[Dataset rows about figures]
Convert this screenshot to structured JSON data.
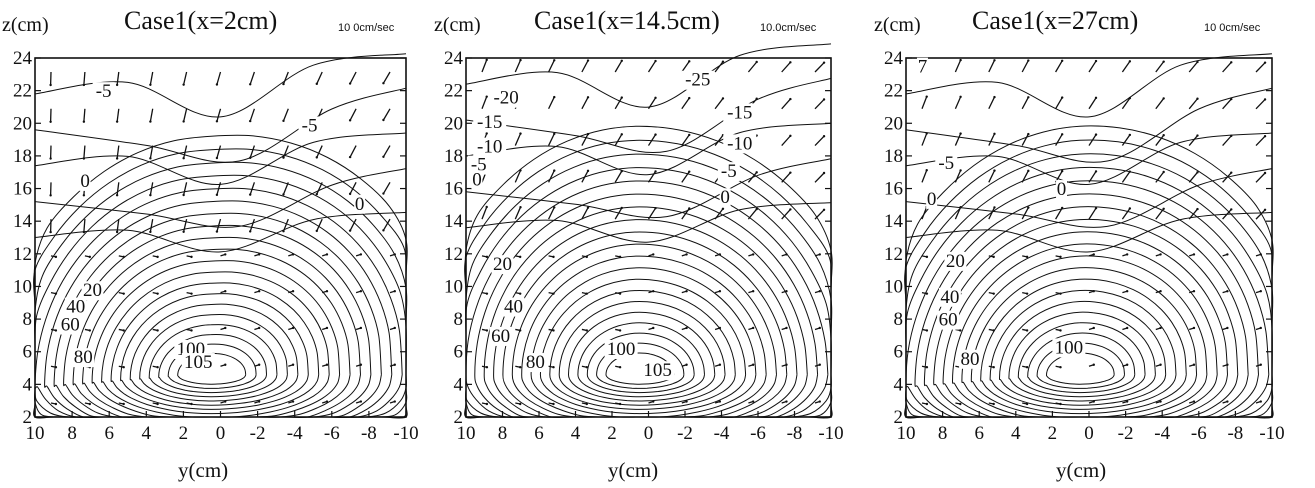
{
  "chart_data": [
    {
      "type": "contour",
      "title": "Case1(x=2cm)",
      "ylabel": "z(cm)",
      "xlabel": "y(cm)",
      "vector_scale": "10 0cm/sec",
      "xlim": [
        10,
        -10
      ],
      "ylim": [
        2,
        24
      ],
      "x_ticks": [
        10,
        8,
        6,
        4,
        2,
        0,
        -2,
        -4,
        -6,
        -8,
        -10
      ],
      "y_ticks": [
        2,
        4,
        6,
        8,
        10,
        12,
        14,
        16,
        18,
        20,
        22,
        24
      ],
      "contour_labels": [
        {
          "text": "-5",
          "y": 6.3,
          "z": 21.6
        },
        {
          "text": "-5",
          "y": -4.8,
          "z": 19.5
        },
        {
          "text": "0",
          "y": 7.3,
          "z": 16.1
        },
        {
          "text": "0",
          "y": -7.5,
          "z": 14.7
        },
        {
          "text": "20",
          "y": 6.9,
          "z": 9.4
        },
        {
          "text": "40",
          "y": 7.8,
          "z": 8.4
        },
        {
          "text": "60",
          "y": 8.1,
          "z": 7.3
        },
        {
          "text": "80",
          "y": 7.4,
          "z": 5.3
        },
        {
          "text": "100",
          "y": 1.6,
          "z": 5.8
        },
        {
          "text": "105",
          "y": 1.2,
          "z": 5.0
        }
      ]
    },
    {
      "type": "contour",
      "title": "Case1(x=14.5cm)",
      "ylabel": "z(cm)",
      "xlabel": "y(cm)",
      "vector_scale": "10.0cm/sec",
      "xlim": [
        10,
        -10
      ],
      "ylim": [
        2,
        24
      ],
      "x_ticks": [
        10,
        8,
        6,
        4,
        2,
        0,
        -2,
        -4,
        -6,
        -8,
        -10
      ],
      "y_ticks": [
        2,
        4,
        6,
        8,
        10,
        12,
        14,
        16,
        18,
        20,
        22,
        24
      ],
      "contour_labels": [
        {
          "text": "-25",
          "y": -2.7,
          "z": 22.3
        },
        {
          "text": "-20",
          "y": 7.8,
          "z": 21.2
        },
        {
          "text": "-15",
          "y": 8.7,
          "z": 19.7
        },
        {
          "text": "-15",
          "y": -5.0,
          "z": 20.3
        },
        {
          "text": "-10",
          "y": 8.7,
          "z": 18.2
        },
        {
          "text": "-10",
          "y": -5.0,
          "z": 18.4
        },
        {
          "text": "-5",
          "y": 9.3,
          "z": 17.1
        },
        {
          "text": "-5",
          "y": -4.4,
          "z": 16.7
        },
        {
          "text": "0",
          "y": 9.4,
          "z": 16.2
        },
        {
          "text": "0",
          "y": -4.2,
          "z": 15.1
        },
        {
          "text": "20",
          "y": 8.0,
          "z": 11.0
        },
        {
          "text": "40",
          "y": 7.4,
          "z": 8.4
        },
        {
          "text": "60",
          "y": 8.1,
          "z": 6.6
        },
        {
          "text": "80",
          "y": 6.2,
          "z": 5.0
        },
        {
          "text": "100",
          "y": 1.5,
          "z": 5.8
        },
        {
          "text": "105",
          "y": -0.5,
          "z": 4.5
        }
      ]
    },
    {
      "type": "contour",
      "title": "Case1(x=27cm)",
      "ylabel": "z(cm)",
      "xlabel": "y(cm)",
      "vector_scale": "10 0cm/sec",
      "xlim": [
        10,
        -10
      ],
      "ylim": [
        2,
        24
      ],
      "x_ticks": [
        10,
        8,
        6,
        4,
        2,
        0,
        -2,
        -4,
        -6,
        -8,
        -10
      ],
      "y_ticks": [
        2,
        4,
        6,
        8,
        10,
        12,
        14,
        16,
        18,
        20,
        22,
        24
      ],
      "contour_labels": [
        {
          "text": "7",
          "y": 9.1,
          "z": 23.1
        },
        {
          "text": "-5",
          "y": 7.8,
          "z": 17.2
        },
        {
          "text": "0",
          "y": 8.6,
          "z": 15.0
        },
        {
          "text": "0",
          "y": 1.5,
          "z": 15.6
        },
        {
          "text": "20",
          "y": 7.3,
          "z": 11.2
        },
        {
          "text": "40",
          "y": 7.6,
          "z": 9.0
        },
        {
          "text": "60",
          "y": 7.7,
          "z": 7.6
        },
        {
          "text": "80",
          "y": 6.5,
          "z": 5.2
        },
        {
          "text": "100",
          "y": 1.1,
          "z": 5.9
        }
      ]
    }
  ]
}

Set task:
Take the listing above and restate it word for word, without its pictures.

Exercise result:
Convert this screenshot to structured JSON data.
{
  "chart_data": [
    {
      "type": "contour",
      "title": "Case1(x=2cm)",
      "ylabel": "z(cm)",
      "xlabel": "y(cm)",
      "vector_scale": "10 0cm/sec",
      "xlim": [
        10,
        -10
      ],
      "ylim": [
        2,
        24
      ],
      "x_ticks": [
        10,
        8,
        6,
        4,
        2,
        0,
        -2,
        -4,
        -6,
        -8,
        -10
      ],
      "y_ticks": [
        2,
        4,
        6,
        8,
        10,
        12,
        14,
        16,
        18,
        20,
        22,
        24
      ],
      "contour_labels": [
        {
          "text": "-5",
          "y": 6.3,
          "z": 21.6
        },
        {
          "text": "-5",
          "y": -4.8,
          "z": 19.5
        },
        {
          "text": "0",
          "y": 7.3,
          "z": 16.1
        },
        {
          "text": "0",
          "y": -7.5,
          "z": 14.7
        },
        {
          "text": "20",
          "y": 6.9,
          "z": 9.4
        },
        {
          "text": "40",
          "y": 7.8,
          "z": 8.4
        },
        {
          "text": "60",
          "y": 8.1,
          "z": 7.3
        },
        {
          "text": "80",
          "y": 7.4,
          "z": 5.3
        },
        {
          "text": "100",
          "y": 1.6,
          "z": 5.8
        },
        {
          "text": "105",
          "y": 1.2,
          "z": 5.0
        }
      ]
    },
    {
      "type": "contour",
      "title": "Case1(x=14.5cm)",
      "ylabel": "z(cm)",
      "xlabel": "y(cm)",
      "vector_scale": "10.0cm/sec",
      "xlim": [
        10,
        -10
      ],
      "ylim": [
        2,
        24
      ],
      "x_ticks": [
        10,
        8,
        6,
        4,
        2,
        0,
        -2,
        -4,
        -6,
        -8,
        -10
      ],
      "y_ticks": [
        2,
        4,
        6,
        8,
        10,
        12,
        14,
        16,
        18,
        20,
        22,
        24
      ],
      "contour_labels": [
        {
          "text": "-25",
          "y": -2.7,
          "z": 22.3
        },
        {
          "text": "-20",
          "y": 7.8,
          "z": 21.2
        },
        {
          "text": "-15",
          "y": 8.7,
          "z": 19.7
        },
        {
          "text": "-15",
          "y": -5.0,
          "z": 20.3
        },
        {
          "text": "-10",
          "y": 8.7,
          "z": 18.2
        },
        {
          "text": "-10",
          "y": -5.0,
          "z": 18.4
        },
        {
          "text": "-5",
          "y": 9.3,
          "z": 17.1
        },
        {
          "text": "-5",
          "y": -4.4,
          "z": 16.7
        },
        {
          "text": "0",
          "y": 9.4,
          "z": 16.2
        },
        {
          "text": "0",
          "y": -4.2,
          "z": 15.1
        },
        {
          "text": "20",
          "y": 8.0,
          "z": 11.0
        },
        {
          "text": "40",
          "y": 7.4,
          "z": 8.4
        },
        {
          "text": "60",
          "y": 8.1,
          "z": 6.6
        },
        {
          "text": "80",
          "y": 6.2,
          "z": 5.0
        },
        {
          "text": "100",
          "y": 1.5,
          "z": 5.8
        },
        {
          "text": "105",
          "y": -0.5,
          "z": 4.5
        }
      ]
    },
    {
      "type": "contour",
      "title": "Case1(x=27cm)",
      "ylabel": "z(cm)",
      "xlabel": "y(cm)",
      "vector_scale": "10 0cm/sec",
      "xlim": [
        10,
        -10
      ],
      "ylim": [
        2,
        24
      ],
      "x_ticks": [
        10,
        8,
        6,
        4,
        2,
        0,
        -2,
        -4,
        -6,
        -8,
        -10
      ],
      "y_ticks": [
        2,
        4,
        6,
        8,
        10,
        12,
        14,
        16,
        18,
        20,
        22,
        24
      ],
      "contour_labels": [
        {
          "text": "7",
          "y": 9.1,
          "z": 23.1
        },
        {
          "text": "-5",
          "y": 7.8,
          "z": 17.2
        },
        {
          "text": "0",
          "y": 8.6,
          "z": 15.0
        },
        {
          "text": "0",
          "y": 1.5,
          "z": 15.6
        },
        {
          "text": "20",
          "y": 7.3,
          "z": 11.2
        },
        {
          "text": "40",
          "y": 7.6,
          "z": 9.0
        },
        {
          "text": "60",
          "y": 7.7,
          "z": 7.6
        },
        {
          "text": "80",
          "y": 6.5,
          "z": 5.2
        },
        {
          "text": "100",
          "y": 1.1,
          "z": 5.9
        }
      ]
    }
  ]
}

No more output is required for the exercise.